- **WHAT TO WORK ON**
Transcribe the tail of the listing: start at the line containing "OCR this image." and stop after the last line, keeping every character as is and adding nothing.

- **Stored records**
*****

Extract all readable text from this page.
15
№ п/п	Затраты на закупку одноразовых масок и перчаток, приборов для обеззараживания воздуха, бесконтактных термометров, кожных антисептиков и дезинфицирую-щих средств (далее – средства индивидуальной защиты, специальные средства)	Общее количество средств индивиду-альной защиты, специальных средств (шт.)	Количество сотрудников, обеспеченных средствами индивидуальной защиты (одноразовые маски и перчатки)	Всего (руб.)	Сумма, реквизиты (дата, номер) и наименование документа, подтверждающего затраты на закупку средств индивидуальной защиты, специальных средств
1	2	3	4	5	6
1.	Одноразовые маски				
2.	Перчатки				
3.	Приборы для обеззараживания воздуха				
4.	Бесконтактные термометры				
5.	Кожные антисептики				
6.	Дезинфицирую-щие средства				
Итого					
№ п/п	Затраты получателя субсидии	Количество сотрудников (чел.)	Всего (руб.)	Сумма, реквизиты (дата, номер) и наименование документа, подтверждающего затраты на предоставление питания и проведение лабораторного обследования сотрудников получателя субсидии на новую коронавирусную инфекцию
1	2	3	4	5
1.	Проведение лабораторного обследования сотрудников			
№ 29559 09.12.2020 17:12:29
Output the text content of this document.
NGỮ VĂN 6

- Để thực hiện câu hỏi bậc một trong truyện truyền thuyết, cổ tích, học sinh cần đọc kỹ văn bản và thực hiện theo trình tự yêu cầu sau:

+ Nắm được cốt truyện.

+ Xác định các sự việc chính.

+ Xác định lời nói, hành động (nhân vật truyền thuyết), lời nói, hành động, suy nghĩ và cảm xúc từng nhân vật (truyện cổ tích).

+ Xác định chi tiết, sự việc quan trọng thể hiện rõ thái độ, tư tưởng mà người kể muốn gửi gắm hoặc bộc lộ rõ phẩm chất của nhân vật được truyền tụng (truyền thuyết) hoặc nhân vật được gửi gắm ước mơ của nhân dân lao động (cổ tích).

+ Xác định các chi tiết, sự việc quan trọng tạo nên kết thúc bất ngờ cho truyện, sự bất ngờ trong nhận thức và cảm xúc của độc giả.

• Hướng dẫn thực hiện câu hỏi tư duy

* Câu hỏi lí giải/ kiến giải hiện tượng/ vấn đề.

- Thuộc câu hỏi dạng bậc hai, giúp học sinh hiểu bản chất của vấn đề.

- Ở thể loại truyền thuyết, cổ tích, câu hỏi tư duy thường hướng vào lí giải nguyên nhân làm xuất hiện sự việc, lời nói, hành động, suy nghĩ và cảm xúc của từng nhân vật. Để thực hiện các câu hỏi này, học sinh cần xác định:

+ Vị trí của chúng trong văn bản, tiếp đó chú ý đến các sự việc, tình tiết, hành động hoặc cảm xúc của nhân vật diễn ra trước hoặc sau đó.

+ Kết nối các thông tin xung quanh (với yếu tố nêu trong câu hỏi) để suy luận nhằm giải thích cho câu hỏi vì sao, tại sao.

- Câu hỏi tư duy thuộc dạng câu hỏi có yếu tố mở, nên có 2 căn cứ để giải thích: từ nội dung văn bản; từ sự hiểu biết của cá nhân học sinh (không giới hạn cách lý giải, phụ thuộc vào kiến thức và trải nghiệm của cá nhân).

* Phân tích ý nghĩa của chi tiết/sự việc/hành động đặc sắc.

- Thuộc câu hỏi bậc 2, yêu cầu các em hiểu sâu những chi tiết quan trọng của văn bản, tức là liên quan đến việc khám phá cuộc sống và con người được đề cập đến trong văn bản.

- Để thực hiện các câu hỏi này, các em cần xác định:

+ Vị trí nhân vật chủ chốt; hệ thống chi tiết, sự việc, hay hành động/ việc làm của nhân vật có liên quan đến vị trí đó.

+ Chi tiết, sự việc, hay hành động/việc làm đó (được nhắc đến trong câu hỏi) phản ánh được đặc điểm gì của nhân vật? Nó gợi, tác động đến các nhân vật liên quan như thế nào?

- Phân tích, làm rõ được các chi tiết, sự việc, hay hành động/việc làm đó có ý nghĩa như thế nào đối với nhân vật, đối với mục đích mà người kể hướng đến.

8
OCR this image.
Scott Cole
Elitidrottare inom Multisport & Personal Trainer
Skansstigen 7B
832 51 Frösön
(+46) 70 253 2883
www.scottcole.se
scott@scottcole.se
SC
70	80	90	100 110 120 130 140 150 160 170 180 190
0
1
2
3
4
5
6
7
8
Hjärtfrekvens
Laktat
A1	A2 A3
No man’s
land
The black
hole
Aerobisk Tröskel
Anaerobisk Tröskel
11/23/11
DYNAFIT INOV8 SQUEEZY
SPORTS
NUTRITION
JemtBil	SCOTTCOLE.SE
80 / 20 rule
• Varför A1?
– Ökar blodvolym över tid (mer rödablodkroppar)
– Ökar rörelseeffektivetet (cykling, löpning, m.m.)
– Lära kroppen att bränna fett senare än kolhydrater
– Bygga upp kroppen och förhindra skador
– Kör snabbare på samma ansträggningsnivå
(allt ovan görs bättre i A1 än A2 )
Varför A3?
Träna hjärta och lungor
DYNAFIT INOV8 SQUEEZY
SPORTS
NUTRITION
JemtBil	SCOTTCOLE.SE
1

*****

- **SOLUTION FOR THIS TASK**
OCR this image.
Scott Cole
Elitidrottare inom Multisport & Personal Trainer
Skansstigen 7B
832 51 Frösön
(+46) 70 253 2883
www.scottcole.se
scott@scottcole.se
SC
70	80	90	100 110 120 130 140 150 160 170 180 190
0
1
2
3
4
5
6
7
8
Hjärtfrekvens
Laktat
A1	A2 A3
No man’s
land
The black
hole
Aerobisk Tröskel
Anaerobisk Tröskel
11/23/11
DYNAFIT INOV8 SQUEEZY
SPORTS
NUTRITION
JemtBil	SCOTTCOLE.SE
80 / 20 rule
• Varför A1?
– Ökar blodvolym över tid (mer rödablodkroppar)
– Ökar rörelseeffektivetet (cykling, löpning, m.m.)
– Lära kroppen att bränna fett senare än kolhydrater
– Bygga upp kroppen och förhindra skador
– Kör snabbare på samma ansträggningsnivå
(allt ovan görs bättre i A1 än A2 )
Varför A3?
Träna hjärta och lungor
DYNAFIT INOV8 SQUEEZY
SPORTS
NUTRITION
JemtBil	SCOTTCOLE.SE
1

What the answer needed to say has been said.